# [DESCRIPTION OF THE TASK]
Each line in the entries below that holds the string "Work" is to be listed.

INPUT MATERIAL start

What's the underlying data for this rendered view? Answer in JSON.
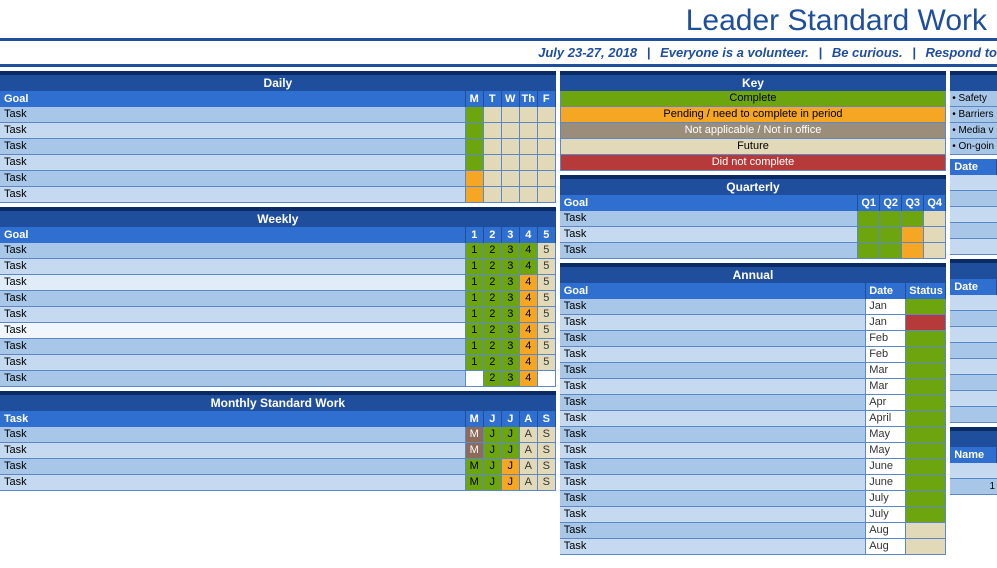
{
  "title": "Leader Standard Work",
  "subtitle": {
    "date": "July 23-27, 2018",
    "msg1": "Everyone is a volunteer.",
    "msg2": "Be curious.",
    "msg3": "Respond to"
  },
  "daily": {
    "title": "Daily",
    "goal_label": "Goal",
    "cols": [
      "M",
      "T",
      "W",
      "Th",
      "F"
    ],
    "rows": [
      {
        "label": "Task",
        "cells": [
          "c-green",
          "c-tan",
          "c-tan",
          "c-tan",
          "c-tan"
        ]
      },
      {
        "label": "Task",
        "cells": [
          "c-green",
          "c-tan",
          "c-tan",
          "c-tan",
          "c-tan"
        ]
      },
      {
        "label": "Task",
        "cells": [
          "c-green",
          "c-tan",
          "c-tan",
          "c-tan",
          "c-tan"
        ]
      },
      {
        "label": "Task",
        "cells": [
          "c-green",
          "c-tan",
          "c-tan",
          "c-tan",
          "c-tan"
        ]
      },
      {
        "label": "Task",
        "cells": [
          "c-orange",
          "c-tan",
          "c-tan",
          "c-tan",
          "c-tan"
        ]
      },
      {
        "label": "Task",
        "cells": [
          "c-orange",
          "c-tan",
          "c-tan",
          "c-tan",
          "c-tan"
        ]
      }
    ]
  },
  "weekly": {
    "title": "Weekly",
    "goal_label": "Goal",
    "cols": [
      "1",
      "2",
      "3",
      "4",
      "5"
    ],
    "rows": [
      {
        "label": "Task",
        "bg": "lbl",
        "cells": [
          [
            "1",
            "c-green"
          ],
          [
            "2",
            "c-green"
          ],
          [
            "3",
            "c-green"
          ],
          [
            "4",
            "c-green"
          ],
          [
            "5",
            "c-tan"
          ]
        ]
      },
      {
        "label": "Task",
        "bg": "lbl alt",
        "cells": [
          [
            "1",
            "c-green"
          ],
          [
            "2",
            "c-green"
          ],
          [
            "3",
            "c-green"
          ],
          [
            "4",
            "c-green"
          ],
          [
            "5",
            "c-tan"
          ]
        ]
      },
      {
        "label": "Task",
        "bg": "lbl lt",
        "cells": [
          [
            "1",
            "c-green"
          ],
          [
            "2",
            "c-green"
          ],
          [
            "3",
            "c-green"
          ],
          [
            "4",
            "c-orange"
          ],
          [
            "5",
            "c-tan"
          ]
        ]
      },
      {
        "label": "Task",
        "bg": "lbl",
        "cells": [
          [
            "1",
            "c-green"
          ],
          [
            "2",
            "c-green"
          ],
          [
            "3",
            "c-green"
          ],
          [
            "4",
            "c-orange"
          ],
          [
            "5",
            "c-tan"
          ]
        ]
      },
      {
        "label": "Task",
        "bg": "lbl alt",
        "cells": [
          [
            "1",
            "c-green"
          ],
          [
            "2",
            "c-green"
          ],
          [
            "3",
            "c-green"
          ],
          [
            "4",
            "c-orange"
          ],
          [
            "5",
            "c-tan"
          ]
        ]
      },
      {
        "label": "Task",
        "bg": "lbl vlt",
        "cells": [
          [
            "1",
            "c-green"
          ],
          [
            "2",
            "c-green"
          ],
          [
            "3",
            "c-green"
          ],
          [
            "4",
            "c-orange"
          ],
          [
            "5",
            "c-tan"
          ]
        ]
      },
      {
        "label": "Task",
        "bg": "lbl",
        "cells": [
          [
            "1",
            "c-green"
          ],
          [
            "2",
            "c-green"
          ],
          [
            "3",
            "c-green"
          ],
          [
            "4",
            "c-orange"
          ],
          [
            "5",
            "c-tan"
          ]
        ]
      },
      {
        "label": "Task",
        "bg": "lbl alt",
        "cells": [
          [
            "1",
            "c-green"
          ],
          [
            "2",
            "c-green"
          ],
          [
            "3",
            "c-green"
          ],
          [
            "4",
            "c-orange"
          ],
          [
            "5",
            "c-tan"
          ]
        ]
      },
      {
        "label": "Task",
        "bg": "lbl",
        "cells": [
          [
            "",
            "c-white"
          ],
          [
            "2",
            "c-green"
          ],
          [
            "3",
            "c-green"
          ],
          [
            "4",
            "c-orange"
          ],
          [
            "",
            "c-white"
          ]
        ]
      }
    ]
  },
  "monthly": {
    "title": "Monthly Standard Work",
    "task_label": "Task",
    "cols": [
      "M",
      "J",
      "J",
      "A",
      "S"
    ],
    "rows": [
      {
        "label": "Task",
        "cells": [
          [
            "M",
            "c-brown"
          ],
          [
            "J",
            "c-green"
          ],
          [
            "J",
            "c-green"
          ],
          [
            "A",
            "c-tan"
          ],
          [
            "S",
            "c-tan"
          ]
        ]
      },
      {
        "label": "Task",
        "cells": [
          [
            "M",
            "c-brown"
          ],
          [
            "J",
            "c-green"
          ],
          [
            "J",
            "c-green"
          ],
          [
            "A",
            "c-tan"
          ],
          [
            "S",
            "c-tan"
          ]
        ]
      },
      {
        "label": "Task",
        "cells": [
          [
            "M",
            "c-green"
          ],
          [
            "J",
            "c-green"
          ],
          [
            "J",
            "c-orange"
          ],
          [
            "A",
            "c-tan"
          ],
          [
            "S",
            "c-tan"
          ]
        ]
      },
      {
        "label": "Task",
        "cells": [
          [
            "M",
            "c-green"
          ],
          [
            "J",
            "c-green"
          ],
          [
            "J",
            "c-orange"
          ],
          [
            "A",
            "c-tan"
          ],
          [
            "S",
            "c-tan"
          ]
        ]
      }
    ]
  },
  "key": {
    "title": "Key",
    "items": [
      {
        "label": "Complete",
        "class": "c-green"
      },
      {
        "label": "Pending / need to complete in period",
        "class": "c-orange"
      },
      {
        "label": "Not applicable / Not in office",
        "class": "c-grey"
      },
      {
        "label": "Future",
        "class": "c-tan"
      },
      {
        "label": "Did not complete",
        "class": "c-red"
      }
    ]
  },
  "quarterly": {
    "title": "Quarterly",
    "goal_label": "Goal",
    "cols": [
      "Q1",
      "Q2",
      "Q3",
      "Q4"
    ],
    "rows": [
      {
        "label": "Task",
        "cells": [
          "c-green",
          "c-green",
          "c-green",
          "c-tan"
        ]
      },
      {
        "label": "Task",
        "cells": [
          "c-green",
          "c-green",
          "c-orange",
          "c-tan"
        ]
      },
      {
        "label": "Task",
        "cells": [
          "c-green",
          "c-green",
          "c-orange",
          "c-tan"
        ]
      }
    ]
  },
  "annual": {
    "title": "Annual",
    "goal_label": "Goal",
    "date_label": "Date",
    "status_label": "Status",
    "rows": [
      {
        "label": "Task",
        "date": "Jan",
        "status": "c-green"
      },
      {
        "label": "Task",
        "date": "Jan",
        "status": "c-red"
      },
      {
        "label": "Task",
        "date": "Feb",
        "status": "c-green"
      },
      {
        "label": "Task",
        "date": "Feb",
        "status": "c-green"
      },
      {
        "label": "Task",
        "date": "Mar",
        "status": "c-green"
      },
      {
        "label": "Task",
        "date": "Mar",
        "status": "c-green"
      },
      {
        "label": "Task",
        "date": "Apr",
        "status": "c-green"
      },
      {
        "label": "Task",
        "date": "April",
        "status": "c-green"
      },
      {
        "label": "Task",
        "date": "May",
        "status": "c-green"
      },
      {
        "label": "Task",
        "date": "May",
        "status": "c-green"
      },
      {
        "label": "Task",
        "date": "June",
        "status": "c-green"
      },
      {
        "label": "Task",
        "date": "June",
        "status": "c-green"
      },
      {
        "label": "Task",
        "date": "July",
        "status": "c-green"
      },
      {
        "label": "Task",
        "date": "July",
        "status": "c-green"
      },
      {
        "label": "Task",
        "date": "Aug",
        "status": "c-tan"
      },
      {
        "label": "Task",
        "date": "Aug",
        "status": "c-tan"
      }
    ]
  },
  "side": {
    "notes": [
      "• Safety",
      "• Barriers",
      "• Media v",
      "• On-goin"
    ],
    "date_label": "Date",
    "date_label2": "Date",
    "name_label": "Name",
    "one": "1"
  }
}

INPUT MATERIAL end
INPUT MATERIAL start

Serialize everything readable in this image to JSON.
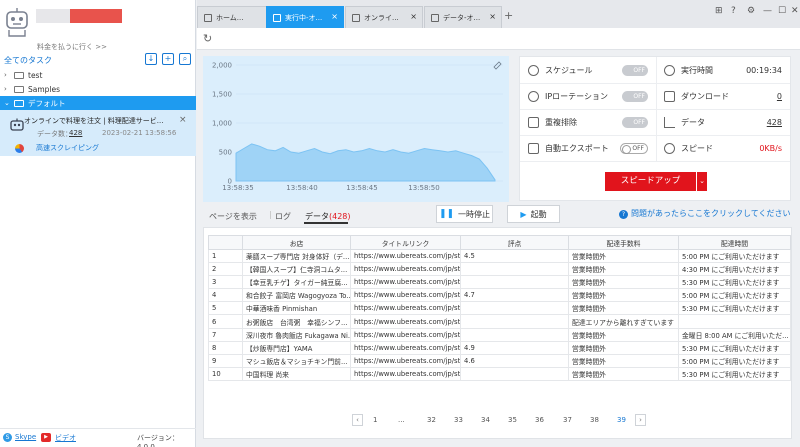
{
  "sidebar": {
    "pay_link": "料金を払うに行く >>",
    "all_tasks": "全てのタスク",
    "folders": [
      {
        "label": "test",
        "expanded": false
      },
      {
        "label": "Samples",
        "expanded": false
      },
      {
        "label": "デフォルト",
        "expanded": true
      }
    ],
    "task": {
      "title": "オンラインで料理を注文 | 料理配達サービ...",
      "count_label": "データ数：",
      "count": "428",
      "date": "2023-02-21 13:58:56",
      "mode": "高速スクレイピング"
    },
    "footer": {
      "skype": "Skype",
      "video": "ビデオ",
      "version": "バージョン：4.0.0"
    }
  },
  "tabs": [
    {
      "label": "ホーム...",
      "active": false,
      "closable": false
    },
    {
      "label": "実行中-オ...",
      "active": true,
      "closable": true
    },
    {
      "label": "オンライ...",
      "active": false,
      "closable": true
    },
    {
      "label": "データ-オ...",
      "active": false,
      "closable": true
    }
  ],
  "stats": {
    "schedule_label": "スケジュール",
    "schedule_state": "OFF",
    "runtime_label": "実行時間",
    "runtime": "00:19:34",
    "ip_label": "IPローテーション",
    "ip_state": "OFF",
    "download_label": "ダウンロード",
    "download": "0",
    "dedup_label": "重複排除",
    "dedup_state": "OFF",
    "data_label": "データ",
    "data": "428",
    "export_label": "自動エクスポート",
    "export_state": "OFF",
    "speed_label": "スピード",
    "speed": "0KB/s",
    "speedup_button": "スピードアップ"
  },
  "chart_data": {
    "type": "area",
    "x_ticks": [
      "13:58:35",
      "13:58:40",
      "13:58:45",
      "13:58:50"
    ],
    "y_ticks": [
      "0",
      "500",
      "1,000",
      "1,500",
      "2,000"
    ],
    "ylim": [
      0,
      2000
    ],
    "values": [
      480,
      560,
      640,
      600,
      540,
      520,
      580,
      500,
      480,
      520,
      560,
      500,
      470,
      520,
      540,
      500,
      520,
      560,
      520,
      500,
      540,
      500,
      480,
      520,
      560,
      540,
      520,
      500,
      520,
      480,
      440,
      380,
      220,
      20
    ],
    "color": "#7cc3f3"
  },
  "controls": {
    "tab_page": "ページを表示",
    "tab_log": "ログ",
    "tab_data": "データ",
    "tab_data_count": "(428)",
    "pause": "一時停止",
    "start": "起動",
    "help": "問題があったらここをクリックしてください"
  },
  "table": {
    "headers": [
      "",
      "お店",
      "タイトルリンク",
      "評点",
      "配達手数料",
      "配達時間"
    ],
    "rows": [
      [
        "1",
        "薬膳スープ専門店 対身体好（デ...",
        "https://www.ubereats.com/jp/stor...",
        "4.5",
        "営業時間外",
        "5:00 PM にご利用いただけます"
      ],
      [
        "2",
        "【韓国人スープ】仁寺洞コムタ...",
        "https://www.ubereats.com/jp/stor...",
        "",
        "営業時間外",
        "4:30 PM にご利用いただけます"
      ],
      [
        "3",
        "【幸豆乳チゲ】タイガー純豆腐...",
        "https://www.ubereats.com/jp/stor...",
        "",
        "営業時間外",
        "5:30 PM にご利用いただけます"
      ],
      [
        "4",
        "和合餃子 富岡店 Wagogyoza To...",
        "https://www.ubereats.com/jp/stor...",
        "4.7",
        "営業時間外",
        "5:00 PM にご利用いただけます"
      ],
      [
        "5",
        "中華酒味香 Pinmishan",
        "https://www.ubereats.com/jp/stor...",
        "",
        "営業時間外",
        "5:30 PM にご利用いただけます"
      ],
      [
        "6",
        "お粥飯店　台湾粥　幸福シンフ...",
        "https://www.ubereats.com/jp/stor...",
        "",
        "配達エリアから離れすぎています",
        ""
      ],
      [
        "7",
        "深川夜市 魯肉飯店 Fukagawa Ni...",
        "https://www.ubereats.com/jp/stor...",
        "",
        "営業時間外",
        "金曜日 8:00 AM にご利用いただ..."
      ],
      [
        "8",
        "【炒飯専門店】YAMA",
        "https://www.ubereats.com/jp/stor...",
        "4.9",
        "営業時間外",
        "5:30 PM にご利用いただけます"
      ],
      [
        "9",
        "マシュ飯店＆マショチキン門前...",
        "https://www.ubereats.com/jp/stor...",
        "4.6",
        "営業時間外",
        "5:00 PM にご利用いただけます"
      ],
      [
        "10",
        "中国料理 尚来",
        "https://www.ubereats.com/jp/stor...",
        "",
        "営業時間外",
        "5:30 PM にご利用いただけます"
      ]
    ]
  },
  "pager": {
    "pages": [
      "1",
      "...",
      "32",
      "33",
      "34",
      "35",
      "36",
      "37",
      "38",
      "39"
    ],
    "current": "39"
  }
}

INPUT MATERIAL end

# [WRITTEN RESPONSE]
  "title": "Leader Standard Work",
    "title": "Monthly Standard Work",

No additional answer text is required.